● PROBLEM DESCRIPTION: Please put the records below into a JSON list of strings, with one string for each line and no blank lines. Leave the pictures out of the list.

[Box annotation data]
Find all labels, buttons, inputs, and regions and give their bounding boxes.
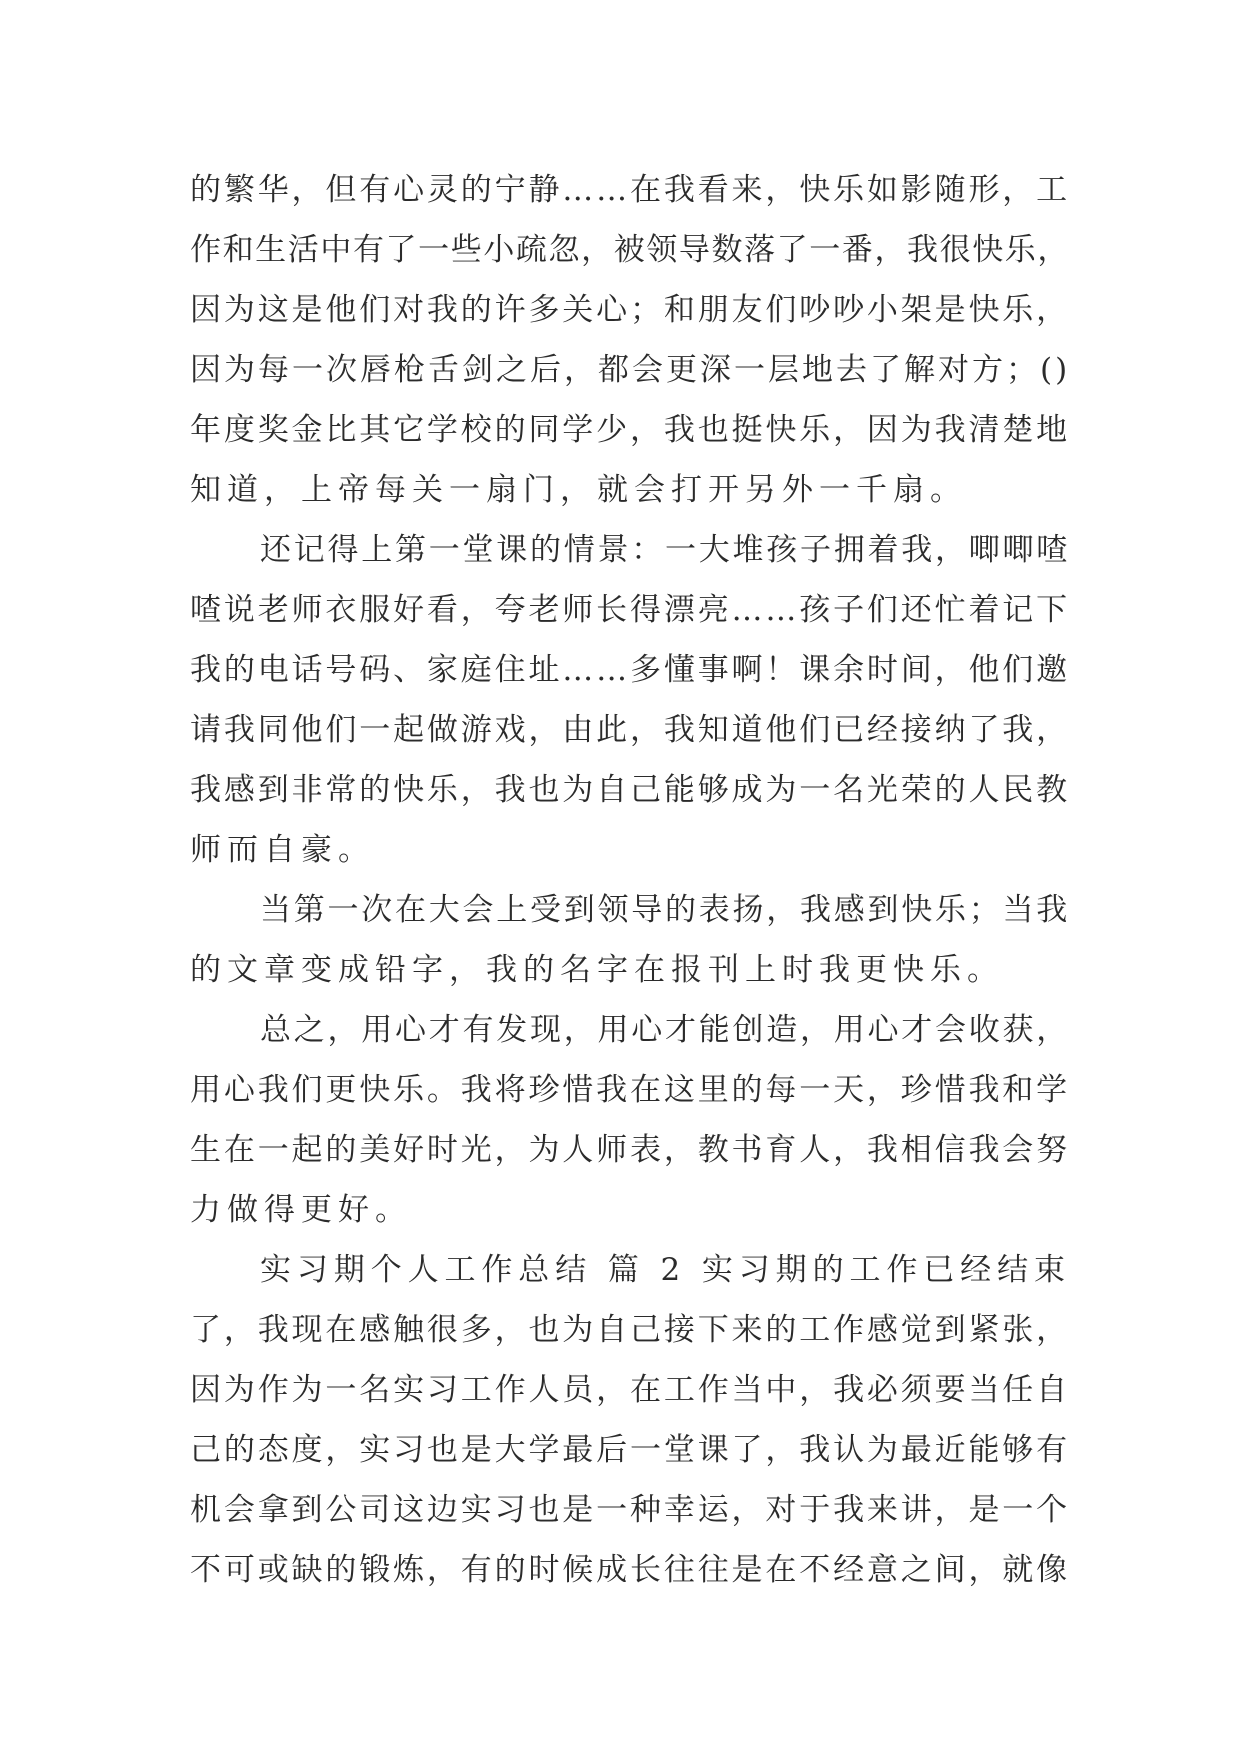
text-line: 因为这是他们对我的许多关心；和朋友们吵吵小架是快乐， [190,292,1070,328]
text-line: 总之，用心才有发现，用心才能创造，用心才会收获， [260,1012,1070,1048]
text-line: 请我同他们一起做游戏，由此，我知道他们已经接纳了我， [190,712,1070,748]
text-line: 师而自豪。 [190,832,375,868]
text-line: 喳说老师衣服好看，夸老师长得漂亮……孩子们还忙着记下 [190,592,1070,628]
text-line: 年度奖金比其它学校的同学少，我也挺快乐，因为我清楚地 [190,412,1070,448]
text-line: 了，我现在感触很多，也为自己接下来的工作感觉到紧张， [190,1312,1070,1348]
text-line: 机会拿到公司这边实习也是一种幸运，对于我来讲，是一个 [190,1492,1070,1528]
text-line: 力做得更好。 [190,1192,412,1228]
text-line: 的繁华，但有心灵的宁静……在我看来，快乐如影随形，工 [190,172,1070,208]
text-line: 知道，上帝每关一扇门，就会打开另外一千扇。 [190,472,967,508]
text-line: 因为作为一名实习工作人员，在工作当中，我必须要当任自 [190,1372,1070,1408]
text-line: 的文章变成铅字，我的名字在报刊上时我更快乐。 [190,952,1004,988]
text-line: 用心我们更快乐。我将珍惜我在这里的每一天，珍惜我和学 [190,1072,1070,1108]
text-line: 己的态度，实习也是大学最后一堂课了，我认为最近能够有 [190,1432,1070,1468]
document-body [190,160,1070,1600]
text-line: 当第一次在大会上受到领导的表扬，我感到快乐；当我 [260,892,1070,928]
text-line: 因为每一次唇枪舌剑之后，都会更深一层地去了解对方；() [190,352,1071,388]
text-line: 我感到非常的快乐，我也为自己能够成为一名光荣的人民教 [190,772,1070,808]
text-line: 不可或缺的锻炼，有的时候成长往往是在不经意之间，就像 [190,1552,1070,1588]
text-line: 实习期个人工作总结 篇 2 实习期的工作已经结束 [260,1252,1071,1288]
text-line: 生在一起的美好时光，为人师表，教书育人，我相信我会努 [190,1132,1070,1168]
text-line: 我的电话号码、家庭住址……多懂事啊！课余时间，他们邀 [190,652,1070,688]
text-line: 还记得上第一堂课的情景：一大堆孩子拥着我，唧唧喳 [260,532,1070,568]
text-line: 作和生活中有了一些小疏忽，被领导数落了一番，我很快乐， [190,232,1070,268]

● OUTPUT OF THE EXERCISE:
[
  "Find all labels, buttons, inputs, and regions and give their bounding boxes.",
  "text-line: 因为这是他们对我的许多关心；和朋友们吵吵小架是快乐， [190,292,1070,328]",
  "text-line: 总之，用心才有发现，用心才能创造，用心才会收获， [260,1012,1070,1048]",
  "text-line: 请我同他们一起做游戏，由此，我知道他们已经接纳了我， [190,712,1070,748]",
  "text-line: 师而自豪。 [190,832,375,868]",
  "text-line: 喳说老师衣服好看，夸老师长得漂亮……孩子们还忙着记下 [190,592,1070,628]",
  "text-line: 年度奖金比其它学校的同学少，我也挺快乐，因为我清楚地 [190,412,1070,448]",
  "text-line: 了，我现在感触很多，也为自己接下来的工作感觉到紧张， [190,1312,1070,1348]",
  "text-line: 机会拿到公司这边实习也是一种幸运，对于我来讲，是一个 [190,1492,1070,1528]",
  "text-line: 力做得更好。 [190,1192,412,1228]",
  "text-line: 的繁华，但有心灵的宁静……在我看来，快乐如影随形，工 [190,172,1070,208]",
  "text-line: 知道，上帝每关一扇门，就会打开另外一千扇。 [190,472,967,508]",
  "text-line: 因为作为一名实习工作人员，在工作当中，我必须要当任自 [190,1372,1070,1408]",
  "text-line: 的文章变成铅字，我的名字在报刊上时我更快乐。 [190,952,1004,988]",
  "text-line: 用心我们更快乐。我将珍惜我在这里的每一天，珍惜我和学 [190,1072,1070,1108]",
  "text-line: 己的态度，实习也是大学最后一堂课了，我认为最近能够有 [190,1432,1070,1468]",
  "document-body [190,160,1070,1600]",
  "text-line: 当第一次在大会上受到领导的表扬，我感到快乐；当我 [260,892,1070,928]",
  "text-line: 因为每一次唇枪舌剑之后，都会更深一层地去了解对方；() [190,352,1071,388]",
  "text-line: 我感到非常的快乐，我也为自己能够成为一名光荣的人民教 [190,772,1070,808]",
  "text-line: 不可或缺的锻炼，有的时候成长往往是在不经意之间，就像 [190,1552,1070,1588]",
  "text-line: 实习期个人工作总结 篇 2 实习期的工作已经结束 [260,1252,1071,1288]",
  "text-line: 生在一起的美好时光，为人师表，教书育人，我相信我会努 [190,1132,1070,1168]",
  "text-line: 我的电话号码、家庭住址……多懂事啊！课余时间，他们邀 [190,652,1070,688]",
  "text-line: 还记得上第一堂课的情景：一大堆孩子拥着我，唧唧喳 [260,532,1070,568]",
  "text-line: 作和生活中有了一些小疏忽，被领导数落了一番，我很快乐， [190,232,1070,268]"
]